▶ _DIRECTIONS_: Quote every entry word for word.

[Figure dataset records]
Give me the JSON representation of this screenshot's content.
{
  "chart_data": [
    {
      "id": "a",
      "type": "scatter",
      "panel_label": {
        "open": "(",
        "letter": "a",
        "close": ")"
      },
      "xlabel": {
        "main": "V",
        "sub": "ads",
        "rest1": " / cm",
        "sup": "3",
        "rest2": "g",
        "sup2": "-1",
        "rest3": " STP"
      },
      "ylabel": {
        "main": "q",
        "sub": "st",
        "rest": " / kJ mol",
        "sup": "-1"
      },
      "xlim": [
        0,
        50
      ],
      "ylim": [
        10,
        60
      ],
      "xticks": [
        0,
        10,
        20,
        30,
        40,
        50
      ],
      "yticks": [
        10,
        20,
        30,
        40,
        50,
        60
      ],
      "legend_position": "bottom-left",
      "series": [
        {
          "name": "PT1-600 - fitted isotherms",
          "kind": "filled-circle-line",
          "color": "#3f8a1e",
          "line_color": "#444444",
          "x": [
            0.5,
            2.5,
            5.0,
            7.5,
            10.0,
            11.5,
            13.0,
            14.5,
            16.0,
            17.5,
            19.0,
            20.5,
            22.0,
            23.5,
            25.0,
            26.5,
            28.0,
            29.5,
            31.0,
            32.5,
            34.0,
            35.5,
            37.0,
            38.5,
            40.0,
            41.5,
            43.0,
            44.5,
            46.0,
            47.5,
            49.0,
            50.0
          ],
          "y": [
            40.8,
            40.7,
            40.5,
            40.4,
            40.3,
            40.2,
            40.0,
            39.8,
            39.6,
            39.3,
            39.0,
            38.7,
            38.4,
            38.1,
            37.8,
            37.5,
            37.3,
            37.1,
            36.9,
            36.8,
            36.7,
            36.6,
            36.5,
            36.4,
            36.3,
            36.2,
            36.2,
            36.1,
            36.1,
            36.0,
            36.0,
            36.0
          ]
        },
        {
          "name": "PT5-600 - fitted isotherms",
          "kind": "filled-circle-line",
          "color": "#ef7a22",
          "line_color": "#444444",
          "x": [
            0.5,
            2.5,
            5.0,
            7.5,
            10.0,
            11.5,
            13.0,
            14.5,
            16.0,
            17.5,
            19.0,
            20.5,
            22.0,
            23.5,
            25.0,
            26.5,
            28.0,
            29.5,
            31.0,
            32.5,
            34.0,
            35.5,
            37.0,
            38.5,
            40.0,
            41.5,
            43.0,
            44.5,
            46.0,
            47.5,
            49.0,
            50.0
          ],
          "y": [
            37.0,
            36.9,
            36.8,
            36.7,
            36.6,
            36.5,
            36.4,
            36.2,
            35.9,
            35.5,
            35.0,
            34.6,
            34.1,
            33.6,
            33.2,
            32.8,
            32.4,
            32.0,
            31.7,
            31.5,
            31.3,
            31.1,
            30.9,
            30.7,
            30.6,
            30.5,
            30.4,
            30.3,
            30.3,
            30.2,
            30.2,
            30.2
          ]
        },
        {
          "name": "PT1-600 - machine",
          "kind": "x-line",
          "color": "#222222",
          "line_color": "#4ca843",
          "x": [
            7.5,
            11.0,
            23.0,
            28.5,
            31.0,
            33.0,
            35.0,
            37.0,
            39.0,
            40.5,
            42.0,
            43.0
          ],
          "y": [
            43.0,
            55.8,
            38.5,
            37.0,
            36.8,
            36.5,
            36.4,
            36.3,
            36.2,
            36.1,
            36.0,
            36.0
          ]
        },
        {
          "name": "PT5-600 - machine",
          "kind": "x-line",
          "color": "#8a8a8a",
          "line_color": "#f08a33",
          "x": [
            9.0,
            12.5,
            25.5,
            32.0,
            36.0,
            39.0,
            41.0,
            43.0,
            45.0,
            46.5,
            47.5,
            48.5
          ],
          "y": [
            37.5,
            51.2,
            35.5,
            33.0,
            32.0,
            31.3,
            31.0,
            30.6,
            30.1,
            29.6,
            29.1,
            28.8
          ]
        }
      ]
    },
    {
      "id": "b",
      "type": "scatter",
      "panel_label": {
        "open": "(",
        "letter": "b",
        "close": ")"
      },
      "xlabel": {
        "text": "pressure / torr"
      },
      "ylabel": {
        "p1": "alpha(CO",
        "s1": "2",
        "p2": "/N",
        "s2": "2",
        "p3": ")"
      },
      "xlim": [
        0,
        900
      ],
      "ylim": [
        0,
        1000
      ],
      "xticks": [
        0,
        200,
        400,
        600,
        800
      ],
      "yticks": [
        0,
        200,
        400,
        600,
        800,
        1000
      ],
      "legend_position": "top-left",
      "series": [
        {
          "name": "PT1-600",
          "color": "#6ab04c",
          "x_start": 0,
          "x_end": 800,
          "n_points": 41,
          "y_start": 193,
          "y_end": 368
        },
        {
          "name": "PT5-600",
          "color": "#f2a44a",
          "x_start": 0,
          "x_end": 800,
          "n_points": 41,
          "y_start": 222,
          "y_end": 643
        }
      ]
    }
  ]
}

▶ _SOLVED PROBLEM_:
Give me the JSON representation of this screenshot's content.
{
  "chart_data": [
    {
      "id": "a",
      "type": "scatter",
      "panel_label": {
        "open": "(",
        "letter": "a",
        "close": ")"
      },
      "xlabel": {
        "main": "V",
        "sub": "ads",
        "rest1": " / cm",
        "sup": "3",
        "rest2": "g",
        "sup2": "-1",
        "rest3": " STP"
      },
      "ylabel": {
        "main": "q",
        "sub": "st",
        "rest": " / kJ mol",
        "sup": "-1"
      },
      "xlim": [
        0,
        50
      ],
      "ylim": [
        10,
        60
      ],
      "xticks": [
        0,
        10,
        20,
        30,
        40,
        50
      ],
      "yticks": [
        10,
        20,
        30,
        40,
        50,
        60
      ],
      "legend_position": "bottom-left",
      "series": [
        {
          "name": "PT1-600 - fitted isotherms",
          "kind": "filled-circle-line",
          "color": "#3f8a1e",
          "line_color": "#444444",
          "x": [
            0.5,
            2.5,
            5.0,
            7.5,
            10.0,
            11.5,
            13.0,
            14.5,
            16.0,
            17.5,
            19.0,
            20.5,
            22.0,
            23.5,
            25.0,
            26.5,
            28.0,
            29.5,
            31.0,
            32.5,
            34.0,
            35.5,
            37.0,
            38.5,
            40.0,
            41.5,
            43.0,
            44.5,
            46.0,
            47.5,
            49.0,
            50.0
          ],
          "y": [
            40.8,
            40.7,
            40.5,
            40.4,
            40.3,
            40.2,
            40.0,
            39.8,
            39.6,
            39.3,
            39.0,
            38.7,
            38.4,
            38.1,
            37.8,
            37.5,
            37.3,
            37.1,
            36.9,
            36.8,
            36.7,
            36.6,
            36.5,
            36.4,
            36.3,
            36.2,
            36.2,
            36.1,
            36.1,
            36.0,
            36.0,
            36.0
          ]
        },
        {
          "name": "PT5-600 - fitted isotherms",
          "kind": "filled-circle-line",
          "color": "#ef7a22",
          "line_color": "#444444",
          "x": [
            0.5,
            2.5,
            5.0,
            7.5,
            10.0,
            11.5,
            13.0,
            14.5,
            16.0,
            17.5,
            19.0,
            20.5,
            22.0,
            23.5,
            25.0,
            26.5,
            28.0,
            29.5,
            31.0,
            32.5,
            34.0,
            35.5,
            37.0,
            38.5,
            40.0,
            41.5,
            43.0,
            44.5,
            46.0,
            47.5,
            49.0,
            50.0
          ],
          "y": [
            37.0,
            36.9,
            36.8,
            36.7,
            36.6,
            36.5,
            36.4,
            36.2,
            35.9,
            35.5,
            35.0,
            34.6,
            34.1,
            33.6,
            33.2,
            32.8,
            32.4,
            32.0,
            31.7,
            31.5,
            31.3,
            31.1,
            30.9,
            30.7,
            30.6,
            30.5,
            30.4,
            30.3,
            30.3,
            30.2,
            30.2,
            30.2
          ]
        },
        {
          "name": "PT1-600 - machine",
          "kind": "x-line",
          "color": "#222222",
          "line_color": "#4ca843",
          "x": [
            7.5,
            11.0,
            23.0,
            28.5,
            31.0,
            33.0,
            35.0,
            37.0,
            39.0,
            40.5,
            42.0,
            43.0
          ],
          "y": [
            43.0,
            55.8,
            38.5,
            37.0,
            36.8,
            36.5,
            36.4,
            36.3,
            36.2,
            36.1,
            36.0,
            36.0
          ]
        },
        {
          "name": "PT5-600 - machine",
          "kind": "x-line",
          "color": "#8a8a8a",
          "line_color": "#f08a33",
          "x": [
            9.0,
            12.5,
            25.5,
            32.0,
            36.0,
            39.0,
            41.0,
            43.0,
            45.0,
            46.5,
            47.5,
            48.5
          ],
          "y": [
            37.5,
            51.2,
            35.5,
            33.0,
            32.0,
            31.3,
            31.0,
            30.6,
            30.1,
            29.6,
            29.1,
            28.8
          ]
        }
      ]
    },
    {
      "id": "b",
      "type": "scatter",
      "panel_label": {
        "open": "(",
        "letter": "b",
        "close": ")"
      },
      "xlabel": {
        "text": "pressure / torr"
      },
      "ylabel": {
        "p1": "alpha(CO",
        "s1": "2",
        "p2": "/N",
        "s2": "2",
        "p3": ")"
      },
      "xlim": [
        0,
        900
      ],
      "ylim": [
        0,
        1000
      ],
      "xticks": [
        0,
        200,
        400,
        600,
        800
      ],
      "yticks": [
        0,
        200,
        400,
        600,
        800,
        1000
      ],
      "legend_position": "top-left",
      "series": [
        {
          "name": "PT1-600",
          "color": "#6ab04c",
          "x_start": 0,
          "x_end": 800,
          "n_points": 41,
          "y_start": 193,
          "y_end": 368
        },
        {
          "name": "PT5-600",
          "color": "#f2a44a",
          "x_start": 0,
          "x_end": 800,
          "n_points": 41,
          "y_start": 222,
          "y_end": 643
        }
      ]
    }
  ]
}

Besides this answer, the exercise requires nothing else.